6.4 – Latent Heats

6.4.0 – Learning objectives

By the end of this section you should be able to:

Understand the concept of latent heat.
Differentiate between heat of melting, fusion, and vaporization.
Understand the concept of higher heating value and lower heating value.

6.4.1 – Introduction

The change in specific enthalpy of substance that occurs when that substance transitions from one phase to another is known as latent heat.

6.4.2 – Heat of Vaporization

The change in specific enthalpy for liquid water to steam at $100^{\circ }C$ and $1$ atm is $\Delta {\hat {H}}_{v}(T,P)=2,255.6{\text{ }}kJ/kg$ . This change specific enthalpy in is called the heat of vaporization. The condensation of this steam back to liquid water at $100^{\circ }C$ and $1$ atm would result in a change specific enthalpy of $\Delta {\hat {H}}_{v}(T,P)=-2,255.6{\text{ }}kJ/kg$ .

Dataset excerpts:
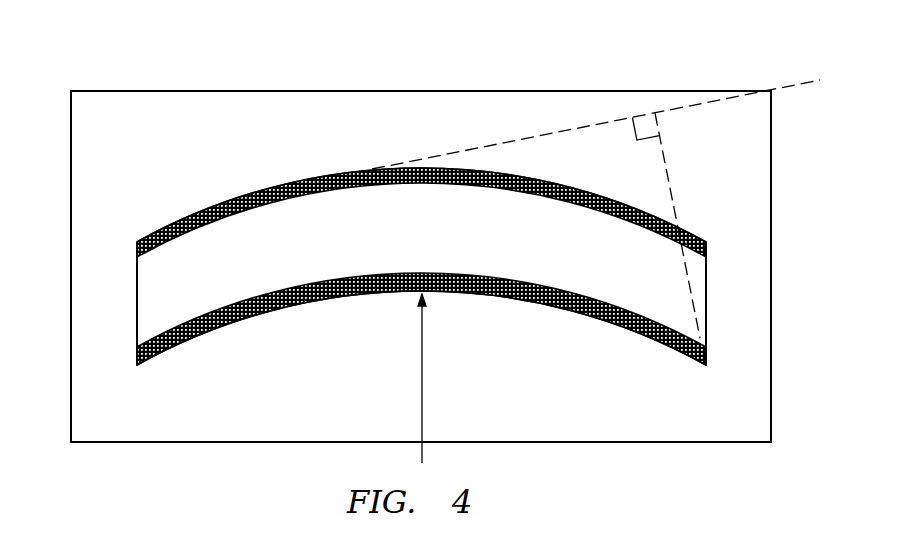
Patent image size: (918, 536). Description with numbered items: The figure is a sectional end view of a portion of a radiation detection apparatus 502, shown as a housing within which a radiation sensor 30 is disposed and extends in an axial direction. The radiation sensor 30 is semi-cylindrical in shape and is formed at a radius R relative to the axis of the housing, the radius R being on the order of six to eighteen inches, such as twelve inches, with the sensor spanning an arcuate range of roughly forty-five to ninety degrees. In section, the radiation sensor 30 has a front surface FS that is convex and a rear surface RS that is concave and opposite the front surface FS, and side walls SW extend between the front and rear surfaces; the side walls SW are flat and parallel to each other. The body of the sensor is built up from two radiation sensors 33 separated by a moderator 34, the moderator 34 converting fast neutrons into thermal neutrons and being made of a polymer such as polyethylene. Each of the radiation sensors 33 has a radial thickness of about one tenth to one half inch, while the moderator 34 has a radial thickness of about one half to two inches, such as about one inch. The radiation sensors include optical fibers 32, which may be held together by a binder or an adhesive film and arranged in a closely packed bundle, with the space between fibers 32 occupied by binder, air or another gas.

The radiation detection apparatus 502 is at (128, 90).
The radiation sensor 30 is at (419, 257).
The optical fibers 32 is at (228, 203).
The radiation sensors 33 is at (573, 293).
The moderator 34 is at (235, 296).
The front surface FS is at (482, 168).
The rear surface RS is at (481, 297).
The side walls SW is at (137, 298).
The radius R is at (429, 378).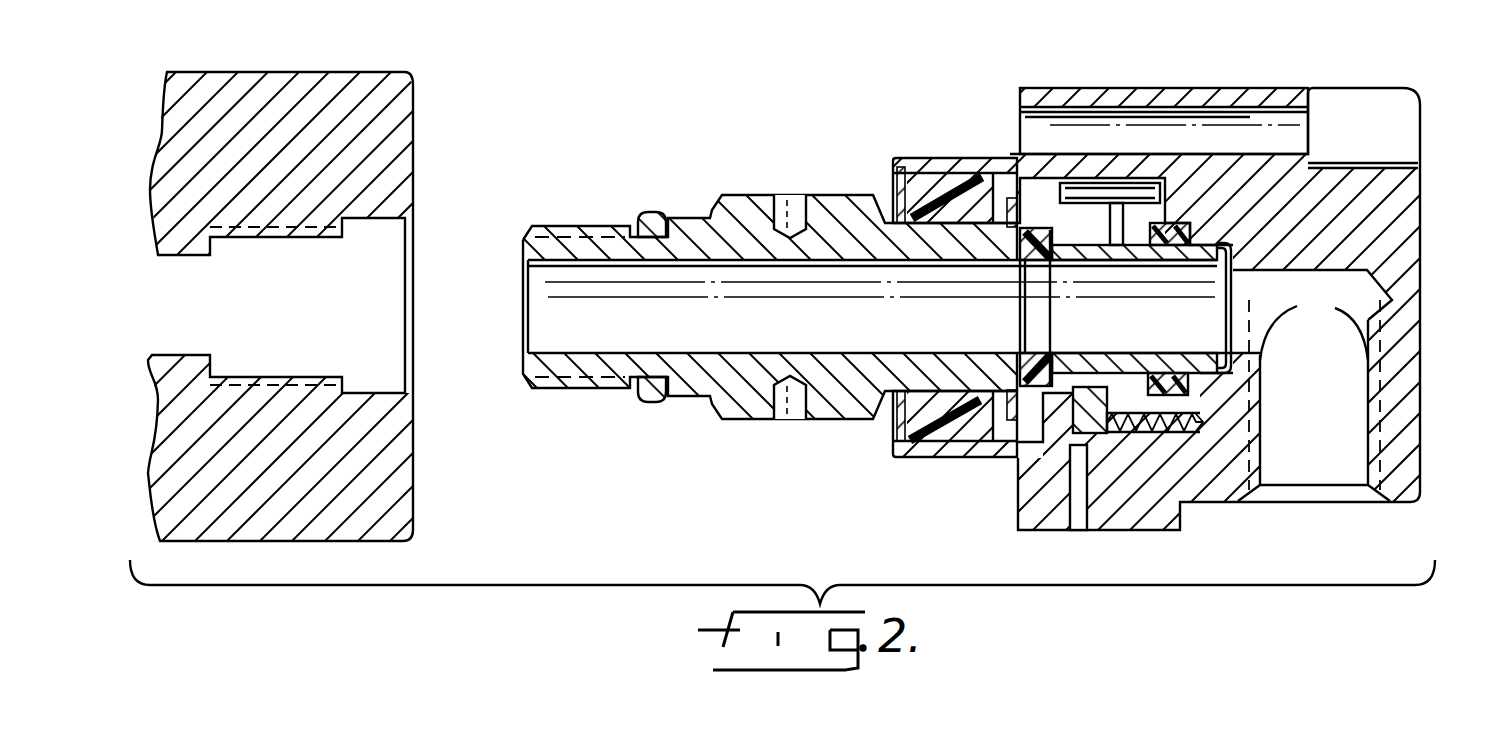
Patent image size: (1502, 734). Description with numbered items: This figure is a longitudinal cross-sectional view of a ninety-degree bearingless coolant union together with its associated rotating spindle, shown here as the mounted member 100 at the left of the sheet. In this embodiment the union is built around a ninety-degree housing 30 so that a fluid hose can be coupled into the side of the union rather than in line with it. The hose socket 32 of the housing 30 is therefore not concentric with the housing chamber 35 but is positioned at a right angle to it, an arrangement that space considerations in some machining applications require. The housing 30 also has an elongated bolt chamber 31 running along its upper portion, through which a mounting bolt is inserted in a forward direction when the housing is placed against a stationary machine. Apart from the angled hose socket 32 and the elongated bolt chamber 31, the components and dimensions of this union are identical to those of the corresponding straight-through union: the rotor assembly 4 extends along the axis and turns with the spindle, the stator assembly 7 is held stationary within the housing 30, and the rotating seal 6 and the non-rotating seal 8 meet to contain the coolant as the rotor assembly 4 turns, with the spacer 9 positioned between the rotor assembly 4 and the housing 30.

The mold or workpiece block 100 is at (340, 72).
The rotor assembly 4 is at (752, 195).
The spacer 9 is at (930, 175).
The rotating seal 6 is at (1048, 240).
The non-rotating seal 8 is at (1050, 403).
The stator assembly 7 is at (1065, 450).
The elongated bolt chamber 31 is at (1185, 122).
The 90° housing 30 is at (1405, 212).
The housing chamber 35 is at (1382, 288).
The hose socket 32 is at (1325, 480).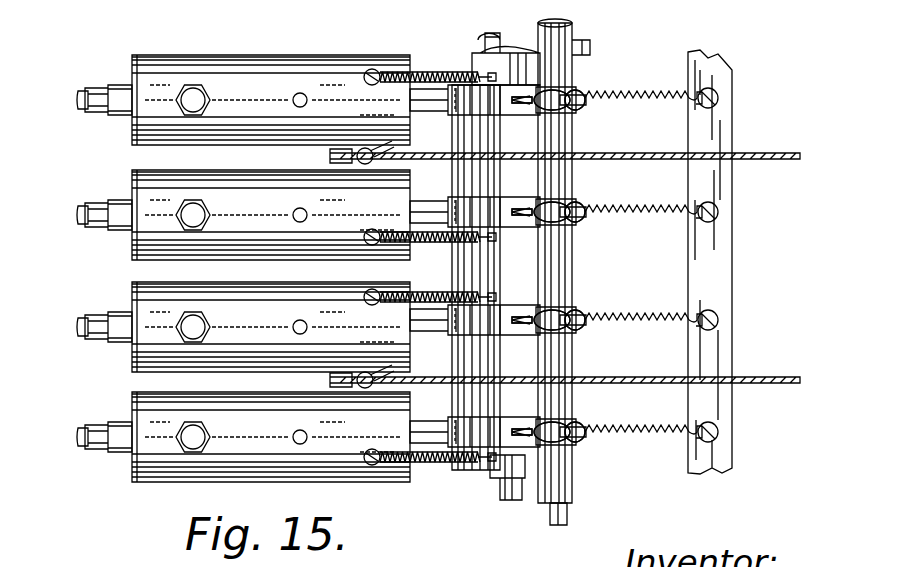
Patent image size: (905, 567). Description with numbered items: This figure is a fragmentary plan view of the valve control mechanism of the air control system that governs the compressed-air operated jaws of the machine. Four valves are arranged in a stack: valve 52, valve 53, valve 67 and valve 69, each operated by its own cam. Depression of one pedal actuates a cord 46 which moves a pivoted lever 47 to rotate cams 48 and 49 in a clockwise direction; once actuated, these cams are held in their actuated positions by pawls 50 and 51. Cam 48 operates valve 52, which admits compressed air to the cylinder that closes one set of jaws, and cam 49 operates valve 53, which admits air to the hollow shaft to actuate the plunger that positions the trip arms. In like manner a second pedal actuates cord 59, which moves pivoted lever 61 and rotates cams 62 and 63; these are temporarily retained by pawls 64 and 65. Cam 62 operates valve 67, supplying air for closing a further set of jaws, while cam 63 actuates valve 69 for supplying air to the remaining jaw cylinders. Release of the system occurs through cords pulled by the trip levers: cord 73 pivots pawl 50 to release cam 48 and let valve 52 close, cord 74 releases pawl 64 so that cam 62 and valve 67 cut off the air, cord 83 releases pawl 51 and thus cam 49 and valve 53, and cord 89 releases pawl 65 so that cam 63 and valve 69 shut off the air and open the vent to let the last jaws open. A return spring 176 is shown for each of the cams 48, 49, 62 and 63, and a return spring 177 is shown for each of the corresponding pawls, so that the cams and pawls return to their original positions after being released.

The valve 67 is at (256, 70).
The valve 69 is at (140, 238).
The valve 52 is at (250, 342).
The valve 53 is at (256, 456).
The pivoted lever 61 is at (440, 141).
The cord 89 is at (515, 212).
The cord 73 is at (520, 320).
The pivoted lever 47 is at (437, 378).
The cam 62 is at (576, 92).
The pawl 64 is at (565, 108).
The cam 63 is at (580, 205).
The pawl 65 is at (575, 222).
The cam 48 is at (585, 310).
The pawl 50 is at (578, 332).
The cam 49 is at (586, 422).
The pawl 51 is at (578, 440).
The return spring 176 is at (432, 70).
The return spring 177 is at (652, 92).
The cord 74 is at (496, 90).
The cord 83 is at (524, 438).
The cord 59 is at (780, 150).
The cord 46 is at (780, 384).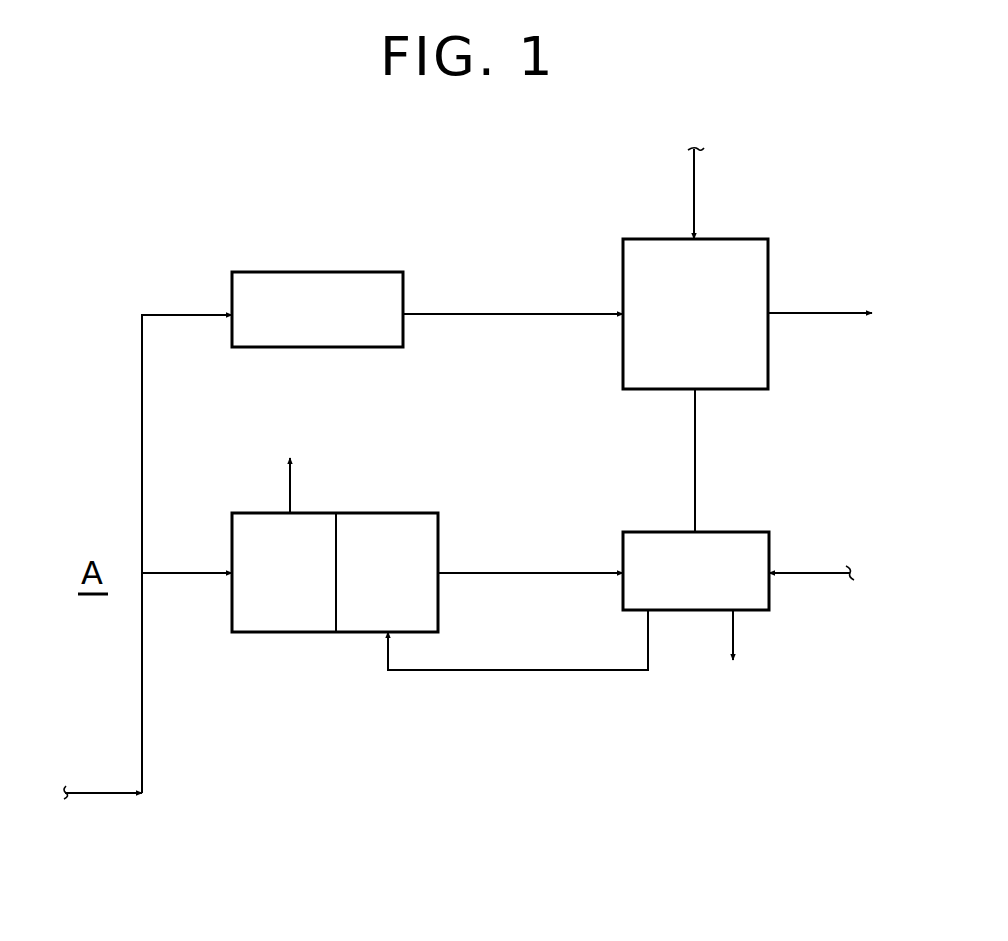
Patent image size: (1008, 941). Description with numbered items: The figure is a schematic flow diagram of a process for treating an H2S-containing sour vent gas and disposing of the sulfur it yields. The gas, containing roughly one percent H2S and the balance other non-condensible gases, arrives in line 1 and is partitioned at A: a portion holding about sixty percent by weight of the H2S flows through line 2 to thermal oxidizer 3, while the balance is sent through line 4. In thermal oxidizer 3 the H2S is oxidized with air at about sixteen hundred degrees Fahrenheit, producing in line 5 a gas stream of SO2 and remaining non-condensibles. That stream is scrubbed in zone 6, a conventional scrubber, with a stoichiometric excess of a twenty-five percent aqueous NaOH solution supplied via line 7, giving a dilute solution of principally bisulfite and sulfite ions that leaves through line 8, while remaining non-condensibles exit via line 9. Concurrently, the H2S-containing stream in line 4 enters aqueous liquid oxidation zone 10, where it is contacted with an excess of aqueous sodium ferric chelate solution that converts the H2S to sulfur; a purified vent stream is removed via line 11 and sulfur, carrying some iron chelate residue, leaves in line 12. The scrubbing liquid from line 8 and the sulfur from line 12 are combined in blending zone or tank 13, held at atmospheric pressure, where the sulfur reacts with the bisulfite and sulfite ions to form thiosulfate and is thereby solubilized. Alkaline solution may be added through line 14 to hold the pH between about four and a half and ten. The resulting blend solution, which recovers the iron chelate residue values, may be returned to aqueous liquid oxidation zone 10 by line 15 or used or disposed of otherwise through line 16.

The line 1 is at (143, 737).
The line 2 is at (143, 412).
The thermal oxidizer 3 is at (340, 348).
The line 4 is at (183, 575).
The line 5 is at (507, 316).
The scrubbing zone 6 is at (769, 352).
The line 7 is at (695, 186).
The line 8 is at (696, 462).
The line 9 is at (810, 312).
The aqueous liquid oxidation zone 10 is at (336, 512).
The line 11 is at (289, 490).
The line 12 is at (524, 575).
The blending zone or tank 13 is at (743, 531).
The line 14 is at (815, 575).
The line 15 is at (522, 672).
The line 16 is at (735, 634).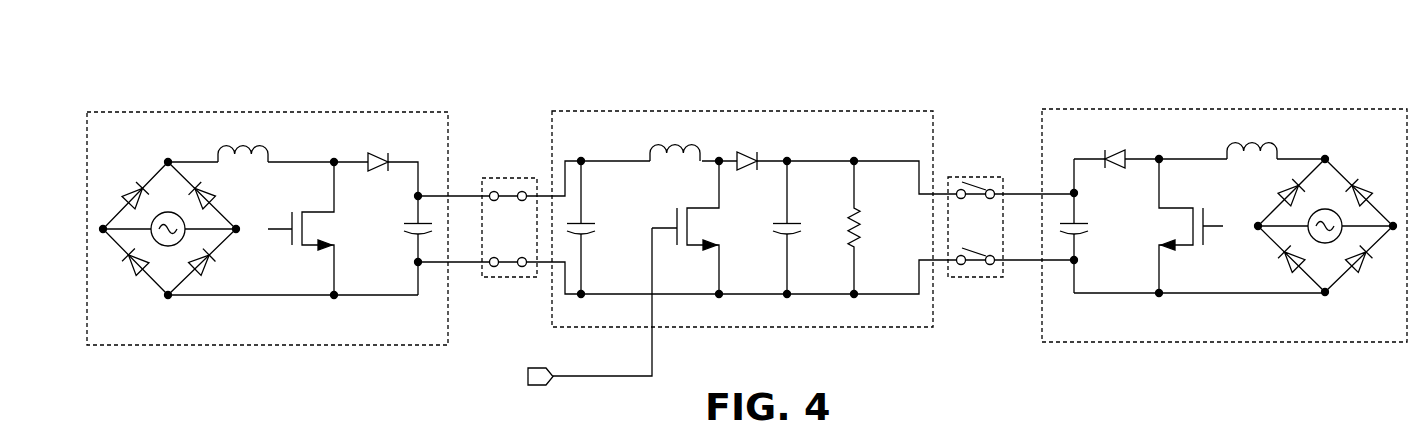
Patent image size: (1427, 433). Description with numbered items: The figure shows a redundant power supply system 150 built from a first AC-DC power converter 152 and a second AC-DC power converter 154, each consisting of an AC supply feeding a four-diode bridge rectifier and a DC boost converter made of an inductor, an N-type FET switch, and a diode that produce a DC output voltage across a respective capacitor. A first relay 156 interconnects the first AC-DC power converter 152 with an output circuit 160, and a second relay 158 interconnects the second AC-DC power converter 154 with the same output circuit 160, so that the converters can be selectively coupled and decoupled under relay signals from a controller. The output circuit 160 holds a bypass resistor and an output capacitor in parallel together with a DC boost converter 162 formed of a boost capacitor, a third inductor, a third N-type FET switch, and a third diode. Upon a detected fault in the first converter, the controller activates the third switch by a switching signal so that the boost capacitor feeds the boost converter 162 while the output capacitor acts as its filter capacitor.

The redundant power supply system 150 is at (195, 80).
The first AC-DC power converter 152 is at (318, 112).
The second AC-DC power converter 154 is at (1250, 109).
The first relay 156 is at (521, 178).
The second relay 158 is at (963, 177).
The output circuit 160 is at (752, 111).
The DC boost converter 162 is at (753, 245).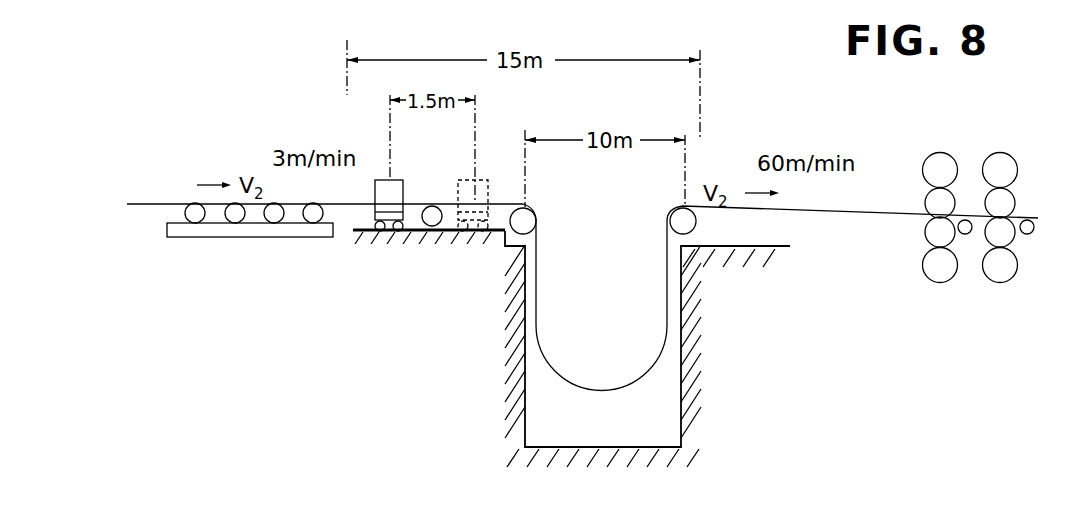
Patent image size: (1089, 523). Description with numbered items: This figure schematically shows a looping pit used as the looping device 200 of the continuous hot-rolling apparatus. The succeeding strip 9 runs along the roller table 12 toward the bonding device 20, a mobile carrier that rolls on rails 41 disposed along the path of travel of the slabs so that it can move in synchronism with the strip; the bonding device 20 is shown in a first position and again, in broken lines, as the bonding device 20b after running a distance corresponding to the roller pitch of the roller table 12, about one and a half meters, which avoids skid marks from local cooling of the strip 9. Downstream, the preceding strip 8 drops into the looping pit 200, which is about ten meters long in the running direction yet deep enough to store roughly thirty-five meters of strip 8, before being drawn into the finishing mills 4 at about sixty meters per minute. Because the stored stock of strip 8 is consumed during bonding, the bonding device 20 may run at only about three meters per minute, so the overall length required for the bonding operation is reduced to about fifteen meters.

The finishing mills 4 is at (1028, 136).
The preceding slab 8 is at (843, 217).
The succeeding slab 9 is at (150, 204).
The roller table 12 is at (265, 238).
The bonding device 20 is at (391, 166).
The welding carriage (advanced position) 20b is at (473, 205).
The rails 41 is at (415, 235).
The looping device 200 is at (650, 427).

TASKS TO CARRY OUT:
- A) Please quote the latent heats page from the words containing "6.4.1 – Introduction" through "as latent heat.".
- B) According to the latent heats page, what is the change in specific enthalpy called when a substance transitions from one phase to another?
- C) Summarize the latent heats page in two sentences.

ANSWERS:
- A)
6.4.1 – Introduction

The change in specific enthalpy of substance that occurs when that substance transitions from one phase to another is known as latent heat.

- B) Latent heat.

- C) Latent heat is the change in specific enthalpy that occurs when a substance transitions from one phase to another. For liquid water turning to steam at 100°C and 1 atm, this change is called the heat of vaporization and equals 2,255.6 kJ/kg, while condensing the steam back to liquid water at the same conditions gives −2,255.6 kJ/kg.